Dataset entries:
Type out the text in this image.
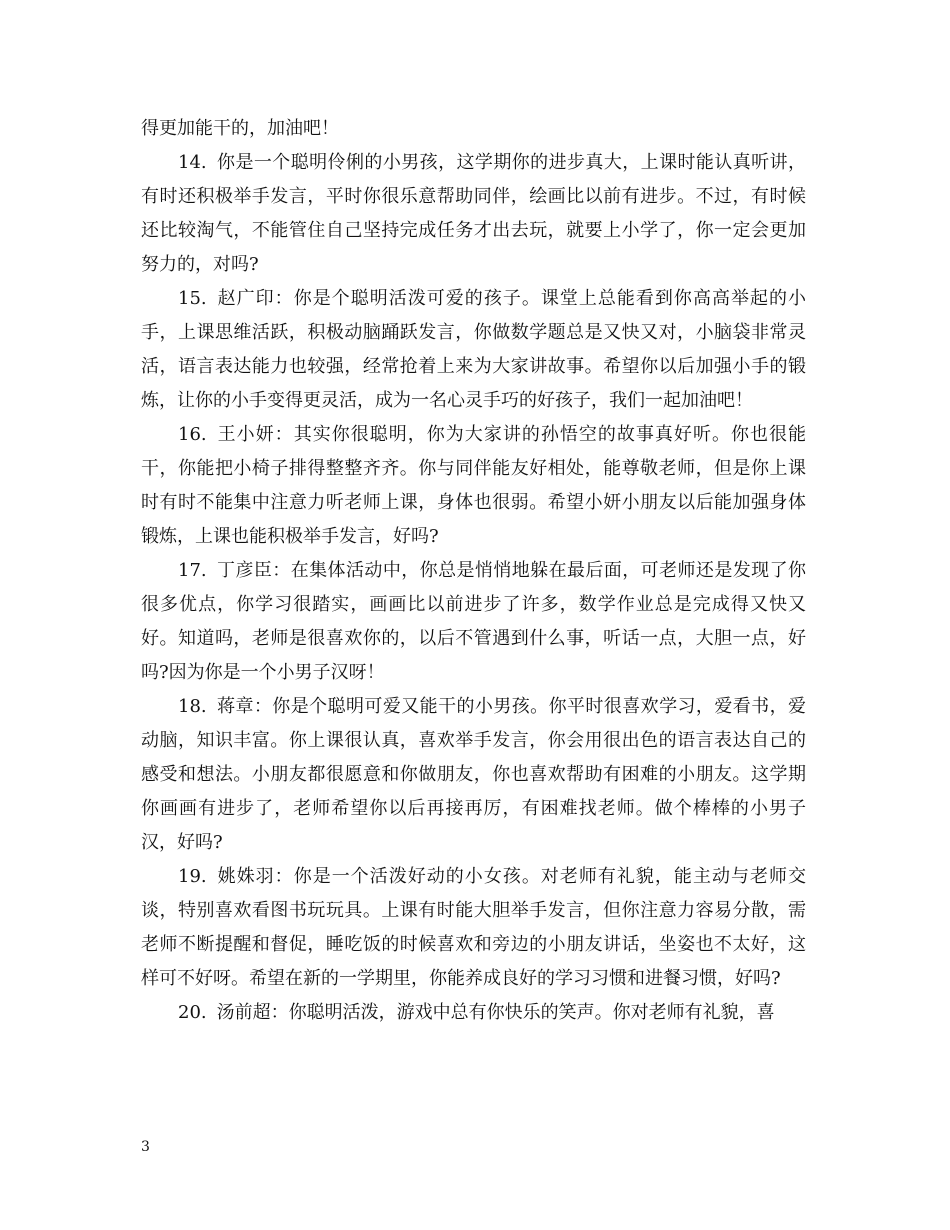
得更加能干的，加油吧！

14. 你是一个聪明伶俐的小男孩，这学期你的进步真大，上课时能认真听讲，有时还积极举手发言，平时你很乐意帮助同伴，绘画比以前有进步。不过，有时候还比较淘气，不能管住自己坚持完成任务才出去玩，就要上小学了，你一定会更加努力的，对吗?

15. 赵广印：你是个聪明活泼可爱的孩子。课堂上总能看到你高高举起的小手，上课思维活跃，积极动脑踊跃发言，你做数学题总是又快又对，小脑袋非常灵活，语言表达能力也较强，经常抢着上来为大家讲故事。希望你以后加强小手的锻炼，让你的小手变得更灵活，成为一名心灵手巧的好孩子，我们一起加油吧！

16. 王小妍：其实你很聪明，你为大家讲的孙悟空的故事真好听。你也很能干，你能把小椅子排得整整齐齐。你与同伴能友好相处，能尊敬老师，但是你上课时有时不能集中注意力听老师上课，身体也很弱。希望小妍小朋友以后能加强身体锻炼，上课也能积极举手发言，好吗?

17. 丁彦臣：在集体活动中，你总是悄悄地躲在最后面，可老师还是发现了你很多优点，你学习很踏实，画画比以前进步了许多，数学作业总是完成得又快又好。知道吗，老师是很喜欢你的，以后不管遇到什么事，听话一点，大胆一点，好吗?因为你是一个小男子汉呀！

18. 蒋章：你是个聪明可爱又能干的小男孩。你平时很喜欢学习，爱看书，爱动脑，知识丰富。你上课很认真，喜欢举手发言，你会用很出色的语言表达自己的感受和想法。小朋友都很愿意和你做朋友，你也喜欢帮助有困难的小朋友。这学期你画画有进步了，老师希望你以后再接再厉，有困难找老师。做个棒棒的小男子汉，好吗?

19. 姚姝羽：你是一个活泼好动的小女孩。对老师有礼貌，能主动与老师交谈，特别喜欢看图书玩玩具。上课有时能大胆举手发言，但你注意力容易分散，需老师不断提醒和督促，睡吃饭的时候喜欢和旁边的小朋友讲话，坐姿也不太好，这样可不好呀。希望在新的一学期里，你能养成良好的学习习惯和进餐习惯，好吗?

20. 汤前超：你聪明活泼，游戏中总有你快乐的笑声。你对老师有礼貌，喜

3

> [Instructions to follow] Go back to the records above and write them out exactly, without the pictures.

> [Finished exercise]
Type out the text in this image.
得更加能干的，加油吧！

14. 你是一个聪明伶俐的小男孩，这学期你的进步真大，上课时能认真听讲，有时还积极举手发言，平时你很乐意帮助同伴，绘画比以前有进步。不过，有时候还比较淘气，不能管住自己坚持完成任务才出去玩，就要上小学了，你一定会更加努力的，对吗?

15. 赵广印：你是个聪明活泼可爱的孩子。课堂上总能看到你高高举起的小手，上课思维活跃，积极动脑踊跃发言，你做数学题总是又快又对，小脑袋非常灵活，语言表达能力也较强，经常抢着上来为大家讲故事。希望你以后加强小手的锻炼，让你的小手变得更灵活，成为一名心灵手巧的好孩子，我们一起加油吧！

16. 王小妍：其实你很聪明，你为大家讲的孙悟空的故事真好听。你也很能干，你能把小椅子排得整整齐齐。你与同伴能友好相处，能尊敬老师，但是你上课时有时不能集中注意力听老师上课，身体也很弱。希望小妍小朋友以后能加强身体锻炼，上课也能积极举手发言，好吗?

17. 丁彦臣：在集体活动中，你总是悄悄地躲在最后面，可老师还是发现了你很多优点，你学习很踏实，画画比以前进步了许多，数学作业总是完成得又快又好。知道吗，老师是很喜欢你的，以后不管遇到什么事，听话一点，大胆一点，好吗?因为你是一个小男子汉呀！

18. 蒋章：你是个聪明可爱又能干的小男孩。你平时很喜欢学习，爱看书，爱动脑，知识丰富。你上课很认真，喜欢举手发言，你会用很出色的语言表达自己的感受和想法。小朋友都很愿意和你做朋友，你也喜欢帮助有困难的小朋友。这学期你画画有进步了，老师希望你以后再接再厉，有困难找老师。做个棒棒的小男子汉，好吗?

19. 姚姝羽：你是一个活泼好动的小女孩。对老师有礼貌，能主动与老师交谈，特别喜欢看图书玩玩具。上课有时能大胆举手发言，但你注意力容易分散，需老师不断提醒和督促，睡吃饭的时候喜欢和旁边的小朋友讲话，坐姿也不太好，这样可不好呀。希望在新的一学期里，你能养成良好的学习习惯和进餐习惯，好吗?

20. 汤前超：你聪明活泼，游戏中总有你快乐的笑声。你对老师有礼貌，喜

3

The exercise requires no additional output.